- TASK STATEMENT -
The records that follow must be reproduced in full, exactly as written.
-- Start MATERIAL TO PROCESS --
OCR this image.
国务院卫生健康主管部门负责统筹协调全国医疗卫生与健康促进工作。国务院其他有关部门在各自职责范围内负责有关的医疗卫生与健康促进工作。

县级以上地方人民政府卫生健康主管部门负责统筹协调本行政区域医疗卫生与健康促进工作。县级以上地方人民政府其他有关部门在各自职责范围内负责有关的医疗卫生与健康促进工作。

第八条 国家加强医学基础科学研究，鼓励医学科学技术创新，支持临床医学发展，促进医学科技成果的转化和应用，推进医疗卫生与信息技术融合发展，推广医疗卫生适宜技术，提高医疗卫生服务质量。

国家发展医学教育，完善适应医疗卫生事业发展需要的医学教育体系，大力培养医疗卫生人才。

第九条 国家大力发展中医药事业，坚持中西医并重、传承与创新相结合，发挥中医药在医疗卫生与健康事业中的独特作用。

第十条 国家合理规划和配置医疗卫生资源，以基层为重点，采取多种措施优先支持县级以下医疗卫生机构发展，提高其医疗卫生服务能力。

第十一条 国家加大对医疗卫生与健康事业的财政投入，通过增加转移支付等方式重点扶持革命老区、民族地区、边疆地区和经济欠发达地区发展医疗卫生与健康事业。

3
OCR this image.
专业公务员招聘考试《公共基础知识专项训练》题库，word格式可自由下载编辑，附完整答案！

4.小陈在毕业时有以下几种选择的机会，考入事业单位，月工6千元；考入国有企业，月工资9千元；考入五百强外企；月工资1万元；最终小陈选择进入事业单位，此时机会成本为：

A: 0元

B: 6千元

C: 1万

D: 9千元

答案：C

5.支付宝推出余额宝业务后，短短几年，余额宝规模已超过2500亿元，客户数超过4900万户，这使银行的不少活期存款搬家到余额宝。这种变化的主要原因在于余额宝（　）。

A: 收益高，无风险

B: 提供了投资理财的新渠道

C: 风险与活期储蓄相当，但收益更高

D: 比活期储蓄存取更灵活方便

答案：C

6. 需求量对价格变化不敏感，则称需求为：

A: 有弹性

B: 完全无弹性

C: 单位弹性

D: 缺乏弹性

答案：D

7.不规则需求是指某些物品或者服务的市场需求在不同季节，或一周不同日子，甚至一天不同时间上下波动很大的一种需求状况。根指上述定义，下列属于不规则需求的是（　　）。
-- End MATERIAL TO PROCESS --
- WRITTEN RESPONSE -
OCR this image.
国务院卫生健康主管部门负责统筹协调全国医疗卫生与健康促进工作。国务院其他有关部门在各自职责范围内负责有关的医疗卫生与健康促进工作。

县级以上地方人民政府卫生健康主管部门负责统筹协调本行政区域医疗卫生与健康促进工作。县级以上地方人民政府其他有关部门在各自职责范围内负责有关的医疗卫生与健康促进工作。

第八条 国家加强医学基础科学研究，鼓励医学科学技术创新，支持临床医学发展，促进医学科技成果的转化和应用，推进医疗卫生与信息技术融合发展，推广医疗卫生适宜技术，提高医疗卫生服务质量。

国家发展医学教育，完善适应医疗卫生事业发展需要的医学教育体系，大力培养医疗卫生人才。

第九条 国家大力发展中医药事业，坚持中西医并重、传承与创新相结合，发挥中医药在医疗卫生与健康事业中的独特作用。

第十条 国家合理规划和配置医疗卫生资源，以基层为重点，采取多种措施优先支持县级以下医疗卫生机构发展，提高其医疗卫生服务能力。

第十一条 国家加大对医疗卫生与健康事业的财政投入，通过增加转移支付等方式重点扶持革命老区、民族地区、边疆地区和经济欠发达地区发展医疗卫生与健康事业。

3
OCR this image.
专业公务员招聘考试《公共基础知识专项训练》题库，word格式可自由下载编辑，附完整答案！

4.小陈在毕业时有以下几种选择的机会，考入事业单位，月工6千元；考入国有企业，月工资9千元；考入五百强外企；月工资1万元；最终小陈选择进入事业单位，此时机会成本为：

A: 0元

B: 6千元

C: 1万

D: 9千元

答案：C

5.支付宝推出余额宝业务后，短短几年，余额宝规模已超过2500亿元，客户数超过4900万户，这使银行的不少活期存款搬家到余额宝。这种变化的主要原因在于余额宝（　）。

A: 收益高，无风险

B: 提供了投资理财的新渠道

C: 风险与活期储蓄相当，但收益更高

D: 比活期储蓄存取更灵活方便

答案：C

6. 需求量对价格变化不敏感，则称需求为：

A: 有弹性

B: 完全无弹性

C: 单位弹性

D: 缺乏弹性

答案：D

7.不规则需求是指某些物品或者服务的市场需求在不同季节，或一周不同日子，甚至一天不同时间上下波动很大的一种需求状况。根指上述定义，下列属于不规则需求的是（　　）。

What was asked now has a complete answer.